— Start —

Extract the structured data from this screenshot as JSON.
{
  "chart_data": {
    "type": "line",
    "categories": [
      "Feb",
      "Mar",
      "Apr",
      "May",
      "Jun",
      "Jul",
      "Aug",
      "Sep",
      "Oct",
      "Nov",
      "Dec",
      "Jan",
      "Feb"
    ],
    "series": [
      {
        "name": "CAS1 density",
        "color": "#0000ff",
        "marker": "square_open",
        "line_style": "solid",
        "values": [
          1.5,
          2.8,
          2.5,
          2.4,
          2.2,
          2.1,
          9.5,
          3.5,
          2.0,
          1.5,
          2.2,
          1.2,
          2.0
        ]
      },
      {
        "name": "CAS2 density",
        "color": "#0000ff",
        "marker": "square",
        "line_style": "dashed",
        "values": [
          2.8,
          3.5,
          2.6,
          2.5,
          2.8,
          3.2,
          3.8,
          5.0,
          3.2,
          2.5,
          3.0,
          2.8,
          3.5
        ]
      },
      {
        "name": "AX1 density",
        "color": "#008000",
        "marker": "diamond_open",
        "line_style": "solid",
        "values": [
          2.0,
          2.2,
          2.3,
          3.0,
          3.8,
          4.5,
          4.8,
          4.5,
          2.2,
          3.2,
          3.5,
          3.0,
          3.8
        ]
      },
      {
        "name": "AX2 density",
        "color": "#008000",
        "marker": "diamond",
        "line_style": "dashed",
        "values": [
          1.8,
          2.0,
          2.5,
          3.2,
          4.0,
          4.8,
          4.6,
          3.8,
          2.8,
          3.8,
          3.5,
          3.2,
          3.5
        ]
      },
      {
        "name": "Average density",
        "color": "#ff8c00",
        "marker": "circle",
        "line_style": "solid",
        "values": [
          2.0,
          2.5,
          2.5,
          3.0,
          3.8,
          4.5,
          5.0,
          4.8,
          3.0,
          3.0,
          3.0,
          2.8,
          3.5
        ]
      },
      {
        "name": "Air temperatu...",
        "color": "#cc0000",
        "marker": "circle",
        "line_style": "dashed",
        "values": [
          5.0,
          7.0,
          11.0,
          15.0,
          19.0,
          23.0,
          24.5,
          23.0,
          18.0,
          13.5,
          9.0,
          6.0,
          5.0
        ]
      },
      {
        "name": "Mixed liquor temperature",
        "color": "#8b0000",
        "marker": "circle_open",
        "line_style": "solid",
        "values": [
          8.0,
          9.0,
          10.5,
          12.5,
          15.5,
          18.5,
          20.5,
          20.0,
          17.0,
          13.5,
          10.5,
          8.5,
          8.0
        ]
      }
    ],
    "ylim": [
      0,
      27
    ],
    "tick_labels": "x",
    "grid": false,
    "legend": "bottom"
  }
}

— End —

_Work to complete_.
Report each line of the material above where the word "density" appears.

_Complete output_.
        "name": "CAS1 density",
        "name": "CAS2 density",
        "name": "AX1 density",
        "name": "AX2 density",
        "name": "Average density",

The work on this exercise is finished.